**Requirement**
Search the data for the string "Zwei" and copy each line in which it appears.

╭─ Supplied information

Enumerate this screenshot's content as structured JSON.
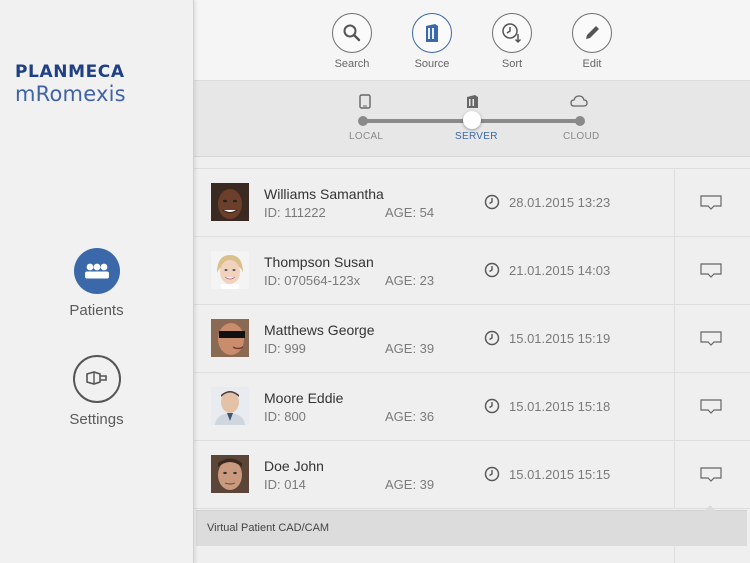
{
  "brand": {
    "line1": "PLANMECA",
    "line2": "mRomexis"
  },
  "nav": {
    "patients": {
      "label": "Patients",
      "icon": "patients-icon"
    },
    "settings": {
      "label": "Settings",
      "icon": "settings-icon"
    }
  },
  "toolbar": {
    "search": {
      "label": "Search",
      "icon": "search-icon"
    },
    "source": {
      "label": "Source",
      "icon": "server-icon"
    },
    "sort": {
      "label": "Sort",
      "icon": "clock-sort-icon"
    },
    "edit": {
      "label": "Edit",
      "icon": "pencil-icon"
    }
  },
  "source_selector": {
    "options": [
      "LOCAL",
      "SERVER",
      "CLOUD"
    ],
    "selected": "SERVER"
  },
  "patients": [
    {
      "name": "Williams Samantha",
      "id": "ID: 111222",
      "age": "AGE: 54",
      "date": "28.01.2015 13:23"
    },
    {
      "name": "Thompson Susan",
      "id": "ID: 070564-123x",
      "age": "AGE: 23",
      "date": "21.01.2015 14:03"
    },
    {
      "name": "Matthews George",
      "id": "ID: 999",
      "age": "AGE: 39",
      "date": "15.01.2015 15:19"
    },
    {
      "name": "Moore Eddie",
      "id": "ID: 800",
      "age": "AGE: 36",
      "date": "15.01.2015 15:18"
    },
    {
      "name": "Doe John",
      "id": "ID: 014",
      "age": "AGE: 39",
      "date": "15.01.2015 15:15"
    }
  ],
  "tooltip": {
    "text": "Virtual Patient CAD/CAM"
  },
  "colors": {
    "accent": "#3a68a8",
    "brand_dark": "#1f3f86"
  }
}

╰─
╭─ Supplied information

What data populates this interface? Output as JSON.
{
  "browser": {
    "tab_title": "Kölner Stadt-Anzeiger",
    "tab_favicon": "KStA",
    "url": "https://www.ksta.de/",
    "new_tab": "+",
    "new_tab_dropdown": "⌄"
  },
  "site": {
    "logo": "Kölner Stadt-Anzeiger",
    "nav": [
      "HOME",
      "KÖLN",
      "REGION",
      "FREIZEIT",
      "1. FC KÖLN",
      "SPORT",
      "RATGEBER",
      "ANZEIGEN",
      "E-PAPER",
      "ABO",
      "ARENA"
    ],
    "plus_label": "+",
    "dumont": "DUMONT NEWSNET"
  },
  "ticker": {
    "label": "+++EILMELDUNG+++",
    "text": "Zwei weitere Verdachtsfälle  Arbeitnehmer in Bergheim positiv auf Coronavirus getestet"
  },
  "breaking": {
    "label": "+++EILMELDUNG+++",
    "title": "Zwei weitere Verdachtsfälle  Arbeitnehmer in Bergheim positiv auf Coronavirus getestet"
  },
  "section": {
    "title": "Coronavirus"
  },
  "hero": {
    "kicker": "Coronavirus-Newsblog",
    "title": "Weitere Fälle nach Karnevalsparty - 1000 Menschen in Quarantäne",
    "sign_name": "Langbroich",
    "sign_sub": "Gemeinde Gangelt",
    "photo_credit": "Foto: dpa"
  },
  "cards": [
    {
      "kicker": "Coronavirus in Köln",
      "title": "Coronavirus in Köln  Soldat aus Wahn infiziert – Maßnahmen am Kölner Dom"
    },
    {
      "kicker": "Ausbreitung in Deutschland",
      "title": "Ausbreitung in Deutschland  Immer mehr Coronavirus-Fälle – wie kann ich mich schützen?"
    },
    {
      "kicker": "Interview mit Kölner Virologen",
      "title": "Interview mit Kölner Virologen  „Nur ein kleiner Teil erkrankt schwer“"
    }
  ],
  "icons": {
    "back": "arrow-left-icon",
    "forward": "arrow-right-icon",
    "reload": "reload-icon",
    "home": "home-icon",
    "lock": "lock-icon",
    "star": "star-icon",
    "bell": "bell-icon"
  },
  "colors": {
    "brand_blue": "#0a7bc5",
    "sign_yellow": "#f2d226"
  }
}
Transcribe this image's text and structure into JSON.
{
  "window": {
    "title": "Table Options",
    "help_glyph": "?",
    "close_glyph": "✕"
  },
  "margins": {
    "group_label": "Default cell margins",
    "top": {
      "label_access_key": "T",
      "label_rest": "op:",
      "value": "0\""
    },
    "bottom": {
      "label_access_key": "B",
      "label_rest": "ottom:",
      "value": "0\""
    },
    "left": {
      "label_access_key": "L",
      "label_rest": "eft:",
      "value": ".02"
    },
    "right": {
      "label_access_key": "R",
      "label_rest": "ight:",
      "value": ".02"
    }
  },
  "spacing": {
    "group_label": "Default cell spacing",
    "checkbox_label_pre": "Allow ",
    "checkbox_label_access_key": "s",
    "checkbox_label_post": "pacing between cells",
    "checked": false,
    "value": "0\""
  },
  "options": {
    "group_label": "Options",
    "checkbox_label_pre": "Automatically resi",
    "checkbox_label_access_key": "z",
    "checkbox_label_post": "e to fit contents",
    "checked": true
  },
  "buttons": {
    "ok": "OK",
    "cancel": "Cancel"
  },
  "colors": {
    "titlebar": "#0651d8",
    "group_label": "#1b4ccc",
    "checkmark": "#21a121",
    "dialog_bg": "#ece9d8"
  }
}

╰─

**Response to this task**
    "text": "Zwei weitere Verdachtsfälle  Arbeitnehmer in Bergheim positiv auf Coronavirus getestet"
    "title": "Zwei weitere Verdachtsfälle  Arbeitnehmer in Bergheim positiv auf Coronavirus getestet"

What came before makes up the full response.